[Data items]
○ ○ ○ ○ ○ ○ ○

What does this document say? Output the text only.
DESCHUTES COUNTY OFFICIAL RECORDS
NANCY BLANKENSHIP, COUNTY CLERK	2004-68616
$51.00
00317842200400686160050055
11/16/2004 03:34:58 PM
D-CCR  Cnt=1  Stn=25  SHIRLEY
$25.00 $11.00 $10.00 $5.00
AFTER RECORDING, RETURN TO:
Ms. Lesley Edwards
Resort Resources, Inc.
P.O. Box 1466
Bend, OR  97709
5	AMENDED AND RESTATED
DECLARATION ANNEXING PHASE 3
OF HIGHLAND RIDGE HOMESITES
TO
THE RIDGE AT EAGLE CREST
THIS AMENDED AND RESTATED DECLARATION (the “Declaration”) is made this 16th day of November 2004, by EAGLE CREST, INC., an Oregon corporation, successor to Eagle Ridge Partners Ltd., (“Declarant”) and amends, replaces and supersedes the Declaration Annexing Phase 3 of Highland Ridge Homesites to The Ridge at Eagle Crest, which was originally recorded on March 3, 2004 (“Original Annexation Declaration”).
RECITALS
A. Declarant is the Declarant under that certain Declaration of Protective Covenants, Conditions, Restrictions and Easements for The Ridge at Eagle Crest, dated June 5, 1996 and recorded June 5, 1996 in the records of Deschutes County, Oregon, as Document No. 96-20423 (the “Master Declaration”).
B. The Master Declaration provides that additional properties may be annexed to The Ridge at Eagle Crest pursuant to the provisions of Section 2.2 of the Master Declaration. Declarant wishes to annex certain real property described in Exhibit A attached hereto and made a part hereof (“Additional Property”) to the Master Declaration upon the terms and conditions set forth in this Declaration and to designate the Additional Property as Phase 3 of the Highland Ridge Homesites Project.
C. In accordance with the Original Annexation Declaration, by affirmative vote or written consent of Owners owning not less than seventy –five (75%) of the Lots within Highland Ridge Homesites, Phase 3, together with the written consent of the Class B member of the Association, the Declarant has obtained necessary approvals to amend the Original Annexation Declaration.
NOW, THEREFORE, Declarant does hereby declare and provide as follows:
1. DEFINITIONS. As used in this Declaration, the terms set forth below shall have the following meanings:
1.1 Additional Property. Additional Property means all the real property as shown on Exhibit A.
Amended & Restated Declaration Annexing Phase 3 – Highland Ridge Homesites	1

○ ○ ○ ○ ○ ○ ○

### [Aim of the exercise]
Copy out all of the records above with nothing altered.

### [Task solution]
What does this document say? Output the text only.
DESCHUTES COUNTY OFFICIAL RECORDS
NANCY BLANKENSHIP, COUNTY CLERK	2004-68616
$51.00
00317842200400686160050055
11/16/2004 03:34:58 PM
D-CCR  Cnt=1  Stn=25  SHIRLEY
$25.00 $11.00 $10.00 $5.00
AFTER RECORDING, RETURN TO:
Ms. Lesley Edwards
Resort Resources, Inc.
P.O. Box 1466
Bend, OR  97709
5	AMENDED AND RESTATED
DECLARATION ANNEXING PHASE 3
OF HIGHLAND RIDGE HOMESITES
TO
THE RIDGE AT EAGLE CREST
THIS AMENDED AND RESTATED DECLARATION (the “Declaration”) is made this 16th day of November 2004, by EAGLE CREST, INC., an Oregon corporation, successor to Eagle Ridge Partners Ltd., (“Declarant”) and amends, replaces and supersedes the Declaration Annexing Phase 3 of Highland Ridge Homesites to The Ridge at Eagle Crest, which was originally recorded on March 3, 2004 (“Original Annexation Declaration”).
RECITALS
A. Declarant is the Declarant under that certain Declaration of Protective Covenants, Conditions, Restrictions and Easements for The Ridge at Eagle Crest, dated June 5, 1996 and recorded June 5, 1996 in the records of Deschutes County, Oregon, as Document No. 96-20423 (the “Master Declaration”).
B. The Master Declaration provides that additional properties may be annexed to The Ridge at Eagle Crest pursuant to the provisions of Section 2.2 of the Master Declaration. Declarant wishes to annex certain real property described in Exhibit A attached hereto and made a part hereof (“Additional Property”) to the Master Declaration upon the terms and conditions set forth in this Declaration and to designate the Additional Property as Phase 3 of the Highland Ridge Homesites Project.
C. In accordance with the Original Annexation Declaration, by affirmative vote or written consent of Owners owning not less than seventy –five (75%) of the Lots within Highland Ridge Homesites, Phase 3, together with the written consent of the Class B member of the Association, the Declarant has obtained necessary approvals to amend the Original Annexation Declaration.
NOW, THEREFORE, Declarant does hereby declare and provide as follows:
1. DEFINITIONS. As used in this Declaration, the terms set forth below shall have the following meanings:
1.1 Additional Property. Additional Property means all the real property as shown on Exhibit A.
Amended & Restated Declaration Annexing Phase 3 – Highland Ridge Homesites	1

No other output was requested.